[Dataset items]
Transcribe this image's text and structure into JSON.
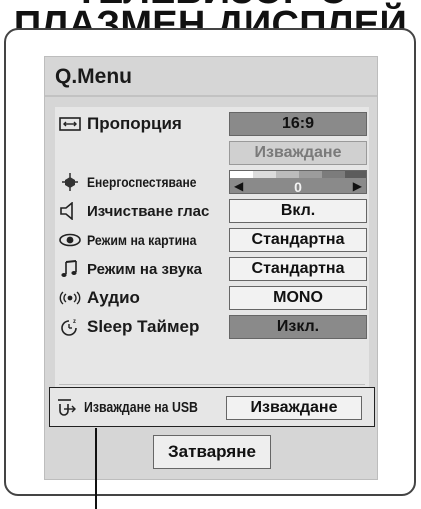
{
  "page": {
    "title_top": "ТЕЛЕВИЗОР С",
    "title_main": "ПЛАЗМЕН ДИСПЛЕЙ"
  },
  "menu": {
    "title": "Q.Menu",
    "rows": [
      {
        "label": "Пропорция",
        "icon": "aspect-ratio-icon",
        "value": "16:9"
      },
      {
        "label": "",
        "icon": "",
        "value": "Изваждане"
      },
      {
        "label": "Енергоспестяване",
        "icon": "energy-saving-icon",
        "value": "0",
        "level": 0
      },
      {
        "label": "Изчистване глас",
        "icon": "clear-voice-icon",
        "value": "Вкл."
      },
      {
        "label": "Режим на картина",
        "icon": "picture-mode-icon",
        "value": "Стандартна"
      },
      {
        "label": "Режим на звука",
        "icon": "sound-mode-icon",
        "value": "Стандартна"
      },
      {
        "label": "Аудио",
        "icon": "audio-icon",
        "value": "MONO"
      },
      {
        "label": "Sleep Таймер",
        "icon": "sleep-timer-icon",
        "value": "Изкл."
      }
    ],
    "usb": {
      "label": "Изваждане на USB",
      "icon": "usb-eject-icon",
      "value": "Изваждане"
    },
    "close_label": "Затваряне"
  },
  "colors": {
    "panel_bg": "#e6e6e6",
    "card_bg": "#d6d6d6",
    "selected_value_bg": "#8a8a8a",
    "slider_segments": [
      "#ffffff",
      "#dcdcdc",
      "#bcbcbc",
      "#9c9c9c",
      "#7c7c7c",
      "#5c5c5c"
    ]
  }
}
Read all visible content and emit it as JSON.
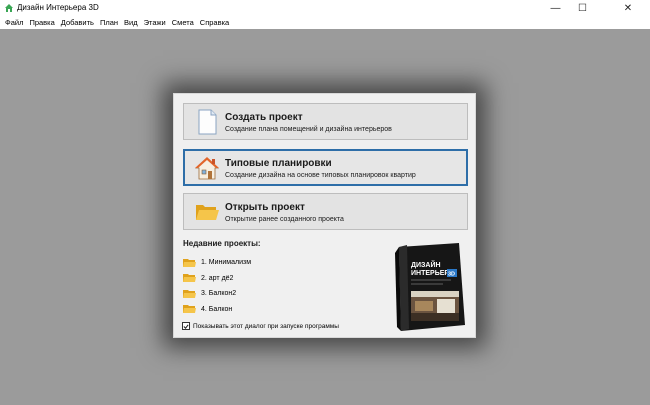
{
  "window": {
    "title": "Дизайн Интерьера 3D",
    "minimize_glyph": "—",
    "maximize_glyph": "☐",
    "close_glyph": "✕"
  },
  "menu": [
    "Файл",
    "Правка",
    "Добавить",
    "План",
    "Вид",
    "Этажи",
    "Смета",
    "Справка"
  ],
  "dialog": {
    "actions": [
      {
        "title": "Создать проект",
        "subtitle": "Создание плана помещений и дизайна интерьеров",
        "icon": "blank-document-icon"
      },
      {
        "title": "Типовые планировки",
        "subtitle": "Создание дизайна на основе типовых планировок квартир",
        "icon": "house-icon"
      },
      {
        "title": "Открыть проект",
        "subtitle": "Открытие ранее созданного проекта",
        "icon": "open-folder-icon"
      }
    ],
    "recent_heading": "Недавние проекты:",
    "recent_projects": [
      "1. Минимализм",
      "2. арт дё2",
      "3. Балкон2",
      "4. Балкон"
    ],
    "show_on_startup_label": "Показывать этот диалог при запуске программы",
    "show_on_startup_checked": true,
    "product_box": {
      "title_line1": "ДИЗАЙН",
      "title_line2": "ИНТЕРЬЕРА",
      "badge": "3D"
    }
  },
  "colors": {
    "workspace": "#9b9b9b",
    "selected_border": "#2e6ea8",
    "folder": "#f2b72e"
  }
}
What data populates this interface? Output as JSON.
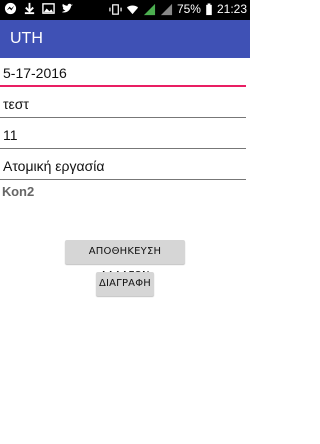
{
  "status_bar": {
    "battery_percent": "75%",
    "time": "21:23",
    "left_icons": [
      "messenger-icon",
      "download-icon",
      "image-icon",
      "twitter-icon"
    ],
    "right_icons": [
      "vibrate-icon",
      "wifi-icon",
      "signal-icon",
      "signal-icon",
      "battery-icon"
    ]
  },
  "app_bar": {
    "title": "UTH"
  },
  "form": {
    "date": "5-17-2016",
    "name": "τεστ",
    "number": "11",
    "type": "Ατομική εργασία",
    "code": "Κοn2"
  },
  "buttons": {
    "save_label": "ΑΠΟΘΗΚΕΥΣΗ ΑΛΛΑΓΩΝ",
    "delete_label": "ΔΙΑΓΡΑΦΗ"
  },
  "colors": {
    "primary": "#3f51b5",
    "accent": "#e91e63"
  }
}
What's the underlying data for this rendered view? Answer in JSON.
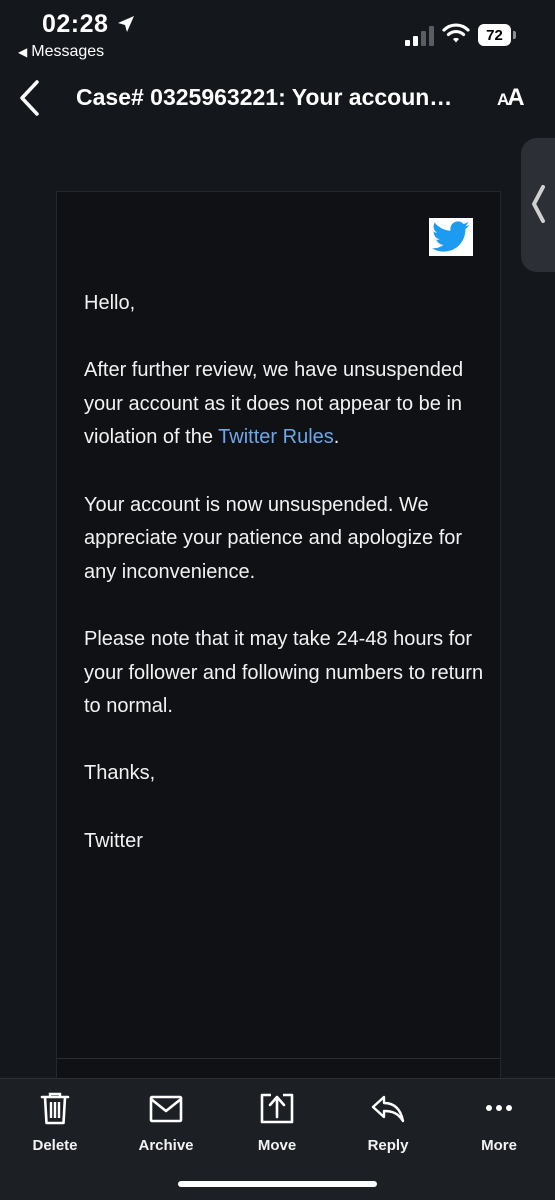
{
  "status_bar": {
    "time": "02:28",
    "back_app": "Messages",
    "battery": "72",
    "icons": [
      "location-arrow-icon",
      "cellular-signal-icon",
      "wifi-icon",
      "battery-icon"
    ]
  },
  "header": {
    "back_icon": "chevron-left-icon",
    "subject": "Case# 0325963221: Your accoun…",
    "text_size_label": "AA"
  },
  "email": {
    "logo": "twitter-bird-icon",
    "greeting": "Hello,",
    "paragraph1_before_link": "After further review, we have unsuspended your account as it does not appear to be in violation of the ",
    "paragraph1_link": "Twitter Rules",
    "paragraph1_after_link": ".",
    "paragraph2": "Your account is now unsuspended. We appreciate your patience and apologize for any inconvenience.",
    "paragraph3": "Please note that it may take 24-48 hours for your follower and following numbers to return to normal.",
    "signoff": "Thanks,",
    "signature": "Twitter",
    "link_color": "#6ea6e6"
  },
  "toolbar": {
    "items": [
      {
        "label": "Delete",
        "icon": "trash-icon"
      },
      {
        "label": "Archive",
        "icon": "archive-icon"
      },
      {
        "label": "Move",
        "icon": "move-icon"
      },
      {
        "label": "Reply",
        "icon": "reply-icon"
      },
      {
        "label": "More",
        "icon": "more-icon"
      }
    ]
  },
  "colors": {
    "background": "#14171c",
    "card": "#0f1115",
    "toolbar": "#1c1f24",
    "twitter_blue": "#1d9bf0"
  }
}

Exercise instructions: Copy out all the data exactly; skip the pictures.

Result of this exercise:
Transcribe this image's text and structure into JSON.
{
  "page": {
    "title_top": "ТЕЛЕВИЗОР С",
    "title_main": "ПЛАЗМЕН ДИСПЛЕЙ"
  },
  "menu": {
    "title": "Q.Menu",
    "rows": [
      {
        "label": "Пропорция",
        "icon": "aspect-ratio-icon",
        "value": "16:9"
      },
      {
        "label": "",
        "icon": "",
        "value": "Изваждане"
      },
      {
        "label": "Енергоспестяване",
        "icon": "energy-saving-icon",
        "value": "0",
        "level": 0
      },
      {
        "label": "Изчистване глас",
        "icon": "clear-voice-icon",
        "value": "Вкл."
      },
      {
        "label": "Режим на картина",
        "icon": "picture-mode-icon",
        "value": "Стандартна"
      },
      {
        "label": "Режим на звука",
        "icon": "sound-mode-icon",
        "value": "Стандартна"
      },
      {
        "label": "Аудио",
        "icon": "audio-icon",
        "value": "MONO"
      },
      {
        "label": "Sleep Таймер",
        "icon": "sleep-timer-icon",
        "value": "Изкл."
      }
    ],
    "usb": {
      "label": "Изваждане на USB",
      "icon": "usb-eject-icon",
      "value": "Изваждане"
    },
    "close_label": "Затваряне"
  },
  "colors": {
    "panel_bg": "#e6e6e6",
    "card_bg": "#d6d6d6",
    "selected_value_bg": "#8a8a8a",
    "slider_segments": [
      "#ffffff",
      "#dcdcdc",
      "#bcbcbc",
      "#9c9c9c",
      "#7c7c7c",
      "#5c5c5c"
    ]
  }
}
Read all visible content and emit it as JSON.
{
  "window": {
    "title": "Дизайн Интерьера 3D",
    "minimize_glyph": "—",
    "maximize_glyph": "☐",
    "close_glyph": "✕"
  },
  "menu": [
    "Файл",
    "Правка",
    "Добавить",
    "План",
    "Вид",
    "Этажи",
    "Смета",
    "Справка"
  ],
  "dialog": {
    "actions": [
      {
        "title": "Создать проект",
        "subtitle": "Создание плана помещений и дизайна интерьеров",
        "icon": "blank-document-icon"
      },
      {
        "title": "Типовые планировки",
        "subtitle": "Создание дизайна на основе типовых планировок квартир",
        "icon": "house-icon"
      },
      {
        "title": "Открыть проект",
        "subtitle": "Открытие ранее созданного проекта",
        "icon": "open-folder-icon"
      }
    ],
    "recent_heading": "Недавние проекты:",
    "recent_projects": [
      "1. Минимализм",
      "2. арт дё2",
      "3. Балкон2",
      "4. Балкон"
    ],
    "show_on_startup_label": "Показывать этот диалог при запуске программы",
    "show_on_startup_checked": true,
    "product_box": {
      "title_line1": "ДИЗАЙН",
      "title_line2": "ИНТЕРЬЕРА",
      "badge": "3D"
    }
  },
  "colors": {
    "workspace": "#9b9b9b",
    "selected_border": "#2e6ea8",
    "folder": "#f2b72e"
  }
}
What data populates this interface? Output as JSON.
{
  "status_bar": {
    "battery_percent": "75%",
    "time": "21:23",
    "left_icons": [
      "messenger-icon",
      "download-icon",
      "image-icon",
      "twitter-icon"
    ],
    "right_icons": [
      "vibrate-icon",
      "wifi-icon",
      "signal-icon",
      "signal-icon",
      "battery-icon"
    ]
  },
  "app_bar": {
    "title": "UTH"
  },
  "form": {
    "date": "5-17-2016",
    "name": "τεστ",
    "number": "11",
    "type": "Ατομική εργασία",
    "code": "Κοn2"
  },
  "buttons": {
    "save_label": "ΑΠΟΘΗΚΕΥΣΗ ΑΛΛΑΓΩΝ",
    "delete_label": "ΔΙΑΓΡΑΦΗ"
  },
  "colors": {
    "primary": "#3f51b5",
    "accent": "#e91e63"
  }
}
What's the underlying data for this rendered view? Answer in JSON.
{
  "status_bar": {
    "time": "02:28",
    "back_app": "Messages",
    "battery": "72",
    "icons": [
      "location-arrow-icon",
      "cellular-signal-icon",
      "wifi-icon",
      "battery-icon"
    ]
  },
  "header": {
    "back_icon": "chevron-left-icon",
    "subject": "Case# 0325963221: Your accoun…",
    "text_size_label": "AA"
  },
  "email": {
    "logo": "twitter-bird-icon",
    "greeting": "Hello,",
    "paragraph1_before_link": "After further review, we have unsuspended your account as it does not appear to be in violation of the ",
    "paragraph1_link": "Twitter Rules",
    "paragraph1_after_link": ".",
    "paragraph2": "Your account is now unsuspended. We appreciate your patience and apologize for any inconvenience.",
    "paragraph3": "Please note that it may take 24-48 hours for your follower and following numbers to return to normal.",
    "signoff": "Thanks,",
    "signature": "Twitter",
    "link_color": "#6ea6e6"
  },
  "toolbar": {
    "items": [
      {
        "label": "Delete",
        "icon": "trash-icon"
      },
      {
        "label": "Archive",
        "icon": "archive-icon"
      },
      {
        "label": "Move",
        "icon": "move-icon"
      },
      {
        "label": "Reply",
        "icon": "reply-icon"
      },
      {
        "label": "More",
        "icon": "more-icon"
      }
    ]
  },
  "colors": {
    "background": "#14171c",
    "card": "#0f1115",
    "toolbar": "#1c1f24",
    "twitter_blue": "#1d9bf0"
  }
}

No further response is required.